Stated exercise → Reproduce all entries precisely as they are written.

Collected data →
──────

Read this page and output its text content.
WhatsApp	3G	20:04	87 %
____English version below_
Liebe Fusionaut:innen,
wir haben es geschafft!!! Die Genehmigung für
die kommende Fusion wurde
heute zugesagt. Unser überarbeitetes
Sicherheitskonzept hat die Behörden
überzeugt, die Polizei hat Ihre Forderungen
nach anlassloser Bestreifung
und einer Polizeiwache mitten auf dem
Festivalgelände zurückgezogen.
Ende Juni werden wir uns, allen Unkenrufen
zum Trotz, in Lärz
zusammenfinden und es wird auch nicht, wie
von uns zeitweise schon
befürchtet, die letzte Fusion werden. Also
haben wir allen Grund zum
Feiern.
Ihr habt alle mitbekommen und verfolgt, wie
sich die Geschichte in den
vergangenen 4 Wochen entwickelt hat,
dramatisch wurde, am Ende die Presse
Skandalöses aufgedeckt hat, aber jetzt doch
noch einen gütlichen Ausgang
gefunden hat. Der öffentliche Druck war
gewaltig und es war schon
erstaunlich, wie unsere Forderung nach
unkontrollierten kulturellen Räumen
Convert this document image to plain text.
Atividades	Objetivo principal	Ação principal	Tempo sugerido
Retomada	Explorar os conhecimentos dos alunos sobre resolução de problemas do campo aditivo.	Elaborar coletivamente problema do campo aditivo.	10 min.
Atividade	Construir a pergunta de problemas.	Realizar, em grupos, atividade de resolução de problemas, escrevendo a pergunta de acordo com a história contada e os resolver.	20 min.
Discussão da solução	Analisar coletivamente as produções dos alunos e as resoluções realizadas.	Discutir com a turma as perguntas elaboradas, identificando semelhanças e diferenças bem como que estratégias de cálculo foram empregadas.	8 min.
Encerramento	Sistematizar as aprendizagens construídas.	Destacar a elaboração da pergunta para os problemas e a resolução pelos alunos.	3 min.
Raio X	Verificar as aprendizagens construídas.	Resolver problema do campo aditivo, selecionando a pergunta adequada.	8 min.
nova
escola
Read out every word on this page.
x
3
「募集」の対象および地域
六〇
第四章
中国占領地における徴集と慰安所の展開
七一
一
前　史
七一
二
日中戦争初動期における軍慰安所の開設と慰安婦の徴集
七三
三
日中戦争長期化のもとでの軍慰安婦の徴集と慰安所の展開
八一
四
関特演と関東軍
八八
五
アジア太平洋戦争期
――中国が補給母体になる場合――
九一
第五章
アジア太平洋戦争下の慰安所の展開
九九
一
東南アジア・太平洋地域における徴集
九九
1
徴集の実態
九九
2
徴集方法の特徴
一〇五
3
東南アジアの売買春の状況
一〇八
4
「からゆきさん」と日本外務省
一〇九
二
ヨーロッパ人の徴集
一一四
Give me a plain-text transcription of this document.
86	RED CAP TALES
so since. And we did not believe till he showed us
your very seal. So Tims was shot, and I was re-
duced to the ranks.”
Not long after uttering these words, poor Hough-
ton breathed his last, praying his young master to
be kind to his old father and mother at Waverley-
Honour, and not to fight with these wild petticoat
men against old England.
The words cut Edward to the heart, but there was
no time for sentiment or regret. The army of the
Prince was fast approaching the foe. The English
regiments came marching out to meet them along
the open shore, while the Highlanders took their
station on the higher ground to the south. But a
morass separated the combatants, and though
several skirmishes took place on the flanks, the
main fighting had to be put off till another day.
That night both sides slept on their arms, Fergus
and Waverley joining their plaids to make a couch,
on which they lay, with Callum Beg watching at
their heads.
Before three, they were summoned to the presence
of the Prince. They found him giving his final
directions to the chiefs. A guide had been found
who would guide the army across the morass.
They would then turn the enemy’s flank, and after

──────

Expected answer →
Read this page and output its text content.
WhatsApp	3G	20:04	87 %
____English version below_
Liebe Fusionaut:innen,
wir haben es geschafft!!! Die Genehmigung für
die kommende Fusion wurde
heute zugesagt. Unser überarbeitetes
Sicherheitskonzept hat die Behörden
überzeugt, die Polizei hat Ihre Forderungen
nach anlassloser Bestreifung
und einer Polizeiwache mitten auf dem
Festivalgelände zurückgezogen.
Ende Juni werden wir uns, allen Unkenrufen
zum Trotz, in Lärz
zusammenfinden und es wird auch nicht, wie
von uns zeitweise schon
befürchtet, die letzte Fusion werden. Also
haben wir allen Grund zum
Feiern.
Ihr habt alle mitbekommen und verfolgt, wie
sich die Geschichte in den
vergangenen 4 Wochen entwickelt hat,
dramatisch wurde, am Ende die Presse
Skandalöses aufgedeckt hat, aber jetzt doch
noch einen gütlichen Ausgang
gefunden hat. Der öffentliche Druck war
gewaltig und es war schon
erstaunlich, wie unsere Forderung nach
unkontrollierten kulturellen Räumen
Convert this document image to plain text.
Atividades	Objetivo principal	Ação principal	Tempo sugerido
Retomada	Explorar os conhecimentos dos alunos sobre resolução de problemas do campo aditivo.	Elaborar coletivamente problema do campo aditivo.	10 min.
Atividade	Construir a pergunta de problemas.	Realizar, em grupos, atividade de resolução de problemas, escrevendo a pergunta de acordo com a história contada e os resolver.	20 min.
Discussão da solução	Analisar coletivamente as produções dos alunos e as resoluções realizadas.	Discutir com a turma as perguntas elaboradas, identificando semelhanças e diferenças bem como que estratégias de cálculo foram empregadas.	8 min.
Encerramento	Sistematizar as aprendizagens construídas.	Destacar a elaboração da pergunta para os problemas e a resolução pelos alunos.	3 min.
Raio X	Verificar as aprendizagens construídas.	Resolver problema do campo aditivo, selecionando a pergunta adequada.	8 min.
nova
escola
Read out every word on this page.
x
3
「募集」の対象および地域
六〇
第四章
中国占領地における徴集と慰安所の展開
七一
一
前　史
七一
二
日中戦争初動期における軍慰安所の開設と慰安婦の徴集
七三
三
日中戦争長期化のもとでの軍慰安婦の徴集と慰安所の展開
八一
四
関特演と関東軍
八八
五
アジア太平洋戦争期
――中国が補給母体になる場合――
九一
第五章
アジア太平洋戦争下の慰安所の展開
九九
一
東南アジア・太平洋地域における徴集
九九
1
徴集の実態
九九
2
徴集方法の特徴
一〇五
3
東南アジアの売買春の状況
一〇八
4
「からゆきさん」と日本外務省
一〇九
二
ヨーロッパ人の徴集
一一四
Give me a plain-text transcription of this document.
86	RED CAP TALES
so since. And we did not believe till he showed us
your very seal. So Tims was shot, and I was re-
duced to the ranks.”
Not long after uttering these words, poor Hough-
ton breathed his last, praying his young master to
be kind to his old father and mother at Waverley-
Honour, and not to fight with these wild petticoat
men against old England.
The words cut Edward to the heart, but there was
no time for sentiment or regret. The army of the
Prince was fast approaching the foe. The English
regiments came marching out to meet them along
the open shore, while the Highlanders took their
station on the higher ground to the south. But a
morass separated the combatants, and though
several skirmishes took place on the flanks, the
main fighting had to be put off till another day.
That night both sides slept on their arms, Fergus
and Waverley joining their plaids to make a couch,
on which they lay, with Callum Beg watching at
their heads.
Before three, they were summoned to the presence
of the Prince. They found him giving his final
directions to the chiefs. A guide had been found
who would guide the army across the morass.
They would then turn the enemy’s flank, and after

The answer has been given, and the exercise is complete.